··· Dataset
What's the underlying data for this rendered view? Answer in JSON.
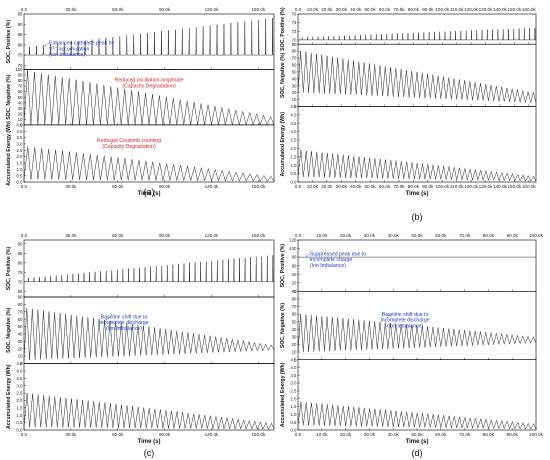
{
  "chart_data": [
    {
      "type": "line",
      "panel_label": "(a)",
      "xlabel": "Time (s)",
      "xlim": [
        0,
        160000
      ],
      "xticks": [
        "0.0",
        "30.0k",
        "60.0k",
        "90.0k",
        "120.0k",
        "150.0k"
      ],
      "cycles": 36,
      "subplots": [
        {
          "ylabel": "SOC, Positive (%)",
          "ylim": [
            68,
            95
          ],
          "yticks": [
            "70",
            "75",
            "80",
            "85",
            "90",
            "95"
          ],
          "baseline": 75,
          "series": [
            {
              "kind": "spikes",
              "peak_start": 79,
              "peak_end": 93
            }
          ],
          "annotations": [
            {
              "text": "Enhanced catholyte peak by V⁵⁺ accumulation (Ion Imbalance)",
              "color": "#1f3fbf"
            }
          ]
        },
        {
          "ylabel": "SOC, Negative (%)",
          "ylim": [
            0,
            100
          ],
          "yticks": [
            "0",
            "10",
            "20",
            "30",
            "40",
            "50",
            "60",
            "70",
            "80",
            "90",
            "100"
          ],
          "series": [
            {
              "kind": "triangle",
              "low_start": 0,
              "low_end": 0,
              "high_start": 98,
              "high_end": 15
            }
          ],
          "annotations": [
            {
              "text": "Reduced oscillation amplitude (Capacity Degradation)",
              "color": "#d62728"
            }
          ]
        },
        {
          "ylabel": "Accumulated Energy (Wh)",
          "ylim": [
            0,
            4.5
          ],
          "yticks": [
            "0.0",
            "0.5",
            "1.0",
            "1.5",
            "2.0",
            "2.5",
            "3.0",
            "3.5",
            "4.0",
            "4.5"
          ],
          "series": [
            {
              "kind": "sawtooth",
              "low_start": 0.2,
              "low_end": 0.05,
              "high_start": 2.8,
              "high_end": 0.45
            }
          ],
          "annotations": [
            {
              "text": "Reduced Coulomb counting (Capacity Degradation)",
              "color": "#d62728"
            }
          ]
        }
      ]
    },
    {
      "type": "line",
      "panel_label": "(b)",
      "xlabel": "Time (s)",
      "xlim": [
        0,
        165000
      ],
      "xticks": [
        "0.0",
        "10.0k",
        "20.0k",
        "30.0k",
        "40.0k",
        "50.0k",
        "60.0k",
        "70.0k",
        "80.0k",
        "90.0k",
        "100.0k",
        "110.0k",
        "120.0k",
        "130.0k",
        "140.0k",
        "150.0k",
        "160.0k"
      ],
      "cycles": 45,
      "subplots": [
        {
          "ylabel": "SOC, Positive (%)",
          "ylim": [
            69,
            76
          ],
          "yticks": [
            "70",
            "72",
            "74",
            "76"
          ],
          "baseline": 70,
          "series": [
            {
              "kind": "spikes",
              "peak_start": 70.6,
              "peak_end": 72.8
            }
          ],
          "annotations": []
        },
        {
          "ylabel": "SOC, Negative (%)",
          "ylim": [
            0,
            90
          ],
          "yticks": [
            "0",
            "10",
            "20",
            "30",
            "40",
            "50",
            "60",
            "70",
            "80",
            "90"
          ],
          "series": [
            {
              "kind": "triangle",
              "low_start": 20,
              "low_end": 5,
              "high_start": 80,
              "high_end": 20
            }
          ],
          "annotations": []
        },
        {
          "ylabel": "Accumulated Energy (Wh)",
          "ylim": [
            0,
            4.5
          ],
          "yticks": [
            "0.0",
            "0.5",
            "1.0",
            "1.5",
            "2.0",
            "2.5",
            "3.0",
            "3.5",
            "4.0",
            "4.5"
          ],
          "series": [
            {
              "kind": "sawtooth",
              "low_start": 0.3,
              "low_end": 0.05,
              "high_start": 1.9,
              "high_end": 0.35
            }
          ],
          "annotations": []
        }
      ]
    },
    {
      "type": "line",
      "panel_label": "(c)",
      "xlabel": "Time (s)",
      "xlim": [
        0,
        160000
      ],
      "xticks": [
        "0.0",
        "30.0k",
        "60.0k",
        "90.0k",
        "120.0k",
        "150.0k"
      ],
      "cycles": 45,
      "subplots": [
        {
          "ylabel": "SOC, Positive (%)",
          "ylim": [
            62,
            92
          ],
          "yticks": [
            "65",
            "70",
            "75",
            "80",
            "85",
            "90"
          ],
          "baseline": 70,
          "series": [
            {
              "kind": "spikes",
              "peak_start": 72,
              "peak_end": 84
            }
          ],
          "annotations": []
        },
        {
          "ylabel": "SOC, Negative (%)",
          "ylim": [
            0,
            90
          ],
          "yticks": [
            "0",
            "10",
            "20",
            "30",
            "40",
            "50",
            "60",
            "70",
            "80",
            "90"
          ],
          "series": [
            {
              "kind": "triangle",
              "low_start": 5,
              "low_end": 18,
              "high_start": 75,
              "high_end": 25
            }
          ],
          "annotations": [
            {
              "text": "Baseline shift due to incomplete discharge (Ion Imbalance)",
              "color": "#1f3fbf"
            }
          ]
        },
        {
          "ylabel": "Accumulated Energy (Wh)",
          "ylim": [
            0,
            4.5
          ],
          "yticks": [
            "0.0",
            "0.5",
            "1.0",
            "1.5",
            "2.0",
            "2.5",
            "3.0",
            "3.5",
            "4.0",
            "4.5"
          ],
          "series": [
            {
              "kind": "sawtooth",
              "low_start": 0.2,
              "low_end": 0.05,
              "high_start": 2.5,
              "high_end": 0.45
            }
          ],
          "annotations": []
        }
      ]
    },
    {
      "type": "line",
      "panel_label": "(d)",
      "xlabel": "Time (s)",
      "xlim": [
        0,
        100000
      ],
      "xticks": [
        "0.0",
        "10.0k",
        "20.0k",
        "30.0k",
        "40.0k",
        "50.0k",
        "60.0k",
        "70.0k",
        "80.0k",
        "90.0k",
        "100.0k"
      ],
      "cycles": 45,
      "subplots": [
        {
          "ylabel": "SOC, Positive (%)",
          "ylim": [
            0,
            120
          ],
          "yticks": [
            "0",
            "20",
            "40",
            "60",
            "80",
            "100",
            "120"
          ],
          "baseline": 80,
          "series": [
            {
              "kind": "flat",
              "value": 80
            }
          ],
          "annotations": [
            {
              "text": "Suppressed peak due to incomplete charge (Ion Imbalance)",
              "color": "#1f3fbf"
            }
          ]
        },
        {
          "ylabel": "SOC, Negative (%)",
          "ylim": [
            0,
            90
          ],
          "yticks": [
            "0",
            "10",
            "20",
            "30",
            "40",
            "50",
            "60",
            "70",
            "80",
            "90"
          ],
          "series": [
            {
              "kind": "triangle",
              "low_start": 10,
              "low_end": 22,
              "high_start": 60,
              "high_end": 30
            }
          ],
          "annotations": [
            {
              "text": "Baseline shift due to incomplete discharge (Ion Imbalance)",
              "color": "#1f3fbf"
            }
          ]
        },
        {
          "ylabel": "Accumulated Energy (Wh)",
          "ylim": [
            0,
            4.5
          ],
          "yticks": [
            "0.0",
            "0.5",
            "1.0",
            "1.5",
            "2.0",
            "2.5",
            "3.0",
            "3.5",
            "4.0",
            "4.5"
          ],
          "series": [
            {
              "kind": "sawtooth",
              "low_start": 0.3,
              "low_end": 0.05,
              "high_start": 1.8,
              "high_end": 0.4
            }
          ],
          "annotations": []
        }
      ]
    }
  ]
}
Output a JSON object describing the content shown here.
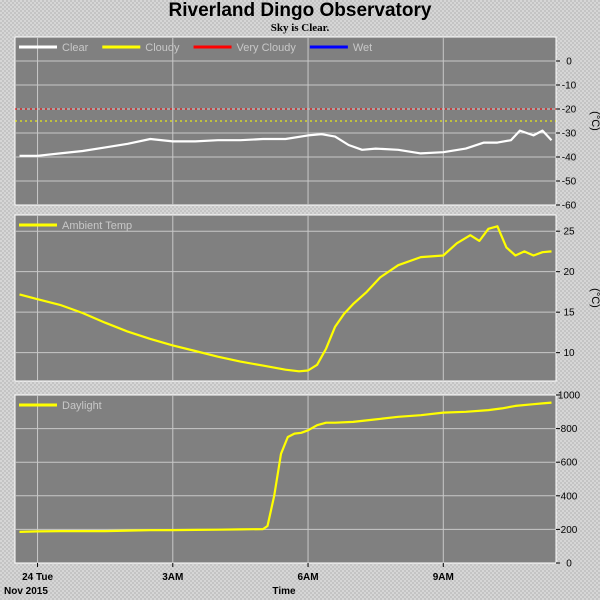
{
  "header": {
    "title": "Riverland Dingo Observatory",
    "subtitle": "Sky is Clear."
  },
  "footer": {
    "date_label": "Nov 2015",
    "axis_label": "Time"
  },
  "colors": {
    "plot_bg": "#808080",
    "grid": "#c8c8c8",
    "clear": "#ffffff",
    "cloudy": "#ffff00",
    "very_cloudy": "#ff0000",
    "wet": "#0000ff",
    "legend_text": "#c8c8c8"
  },
  "chart_data": [
    {
      "type": "line",
      "name": "sky-temperature",
      "ylabel": "(°C)",
      "ylim": [
        -60,
        10
      ],
      "yticks": [
        0,
        -10,
        -20,
        -30,
        -40,
        -50,
        -60
      ],
      "legend": [
        {
          "label": "Clear",
          "color": "#ffffff"
        },
        {
          "label": "Cloudy",
          "color": "#ffff00"
        },
        {
          "label": "Very Cloudy",
          "color": "#ff0000"
        },
        {
          "label": "Wet",
          "color": "#0000ff"
        }
      ],
      "thresholds": [
        {
          "value": -20,
          "color": "#ff0000"
        },
        {
          "value": -25,
          "color": "#ffff00"
        }
      ],
      "series": [
        {
          "name": "Clear",
          "color": "#ffffff",
          "x": [
            -0.4,
            0.0,
            0.5,
            1.0,
            1.5,
            2.0,
            2.5,
            3.0,
            3.5,
            4.0,
            4.5,
            5.0,
            5.5,
            6.0,
            6.3,
            6.6,
            6.9,
            7.2,
            7.5,
            8.0,
            8.5,
            9.0,
            9.5,
            9.9,
            10.2,
            10.5,
            10.7,
            11.0,
            11.2,
            11.4
          ],
          "y": [
            -39.5,
            -39.5,
            -38.5,
            -37.5,
            -36,
            -34.5,
            -32.5,
            -33.5,
            -33.5,
            -33,
            -33,
            -32.5,
            -32.5,
            -31,
            -30.5,
            -31.5,
            -35,
            -37,
            -36.5,
            -37,
            -38.5,
            -38,
            -36.5,
            -34,
            -34,
            -33,
            -29,
            -31,
            -29,
            -33
          ]
        }
      ]
    },
    {
      "type": "line",
      "name": "ambient-temperature",
      "ylabel": "(°C)",
      "ylim": [
        6.5,
        27
      ],
      "yticks": [
        10,
        15,
        20,
        25
      ],
      "legend": [
        {
          "label": "Ambient Temp",
          "color": "#ffff00"
        }
      ],
      "series": [
        {
          "name": "Ambient Temp",
          "color": "#ffff00",
          "x": [
            -0.4,
            0.0,
            0.5,
            1.0,
            1.5,
            2.0,
            2.5,
            3.0,
            3.5,
            4.0,
            4.5,
            5.0,
            5.5,
            5.8,
            6.0,
            6.2,
            6.4,
            6.6,
            6.8,
            7.0,
            7.3,
            7.6,
            8.0,
            8.5,
            9.0,
            9.3,
            9.6,
            9.8,
            10.0,
            10.2,
            10.4,
            10.6,
            10.8,
            11.0,
            11.2,
            11.4
          ],
          "y": [
            17.2,
            16.6,
            15.9,
            14.9,
            13.7,
            12.6,
            11.7,
            10.9,
            10.2,
            9.5,
            8.9,
            8.4,
            7.9,
            7.7,
            7.8,
            8.5,
            10.5,
            13.2,
            14.8,
            16.0,
            17.5,
            19.3,
            20.8,
            21.8,
            22.0,
            23.5,
            24.5,
            23.8,
            25.3,
            25.6,
            23.0,
            22.0,
            22.5,
            22.0,
            22.4,
            22.5
          ]
        }
      ]
    },
    {
      "type": "line",
      "name": "daylight",
      "ylabel": "",
      "ylim": [
        0,
        1000
      ],
      "yticks": [
        0,
        200,
        400,
        600,
        800,
        1000
      ],
      "legend": [
        {
          "label": "Daylight",
          "color": "#ffff00"
        }
      ],
      "series": [
        {
          "name": "Daylight",
          "color": "#ffff00",
          "x": [
            -0.4,
            0.0,
            0.5,
            1.0,
            1.5,
            2.0,
            2.5,
            3.0,
            3.5,
            4.0,
            4.5,
            5.0,
            5.1,
            5.25,
            5.4,
            5.55,
            5.7,
            5.85,
            6.0,
            6.2,
            6.4,
            6.6,
            7.0,
            7.5,
            8.0,
            8.5,
            9.0,
            9.5,
            10.0,
            10.3,
            10.6,
            11.0,
            11.2,
            11.4
          ],
          "y": [
            185,
            188,
            190,
            190,
            190,
            193,
            195,
            196,
            197,
            198,
            200,
            202,
            220,
            400,
            650,
            750,
            770,
            775,
            790,
            820,
            835,
            835,
            840,
            855,
            870,
            880,
            895,
            900,
            910,
            920,
            935,
            945,
            950,
            955
          ]
        }
      ]
    }
  ],
  "x_axis": {
    "unit": "hours since midnight",
    "range": [
      -0.5,
      11.5
    ],
    "ticks": [
      {
        "value": 0,
        "label": "24 Tue"
      },
      {
        "value": 3,
        "label": "3AM"
      },
      {
        "value": 6,
        "label": "6AM"
      },
      {
        "value": 9,
        "label": "9AM"
      }
    ]
  }
}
······
• _Task instructions_
Report every line in the data above in which the word "Imbalance" appears.

• _Written answer_
              "text": "Enhanced catholyte peak by V⁵⁺ accumulation (Ion Imbalance)",
              "text": "Baseline shift due to incomplete discharge (Ion Imbalance)",
              "text": "Suppressed peak due to incomplete charge (Ion Imbalance)",
              "text": "Baseline shift due to incomplete discharge (Ion Imbalance)",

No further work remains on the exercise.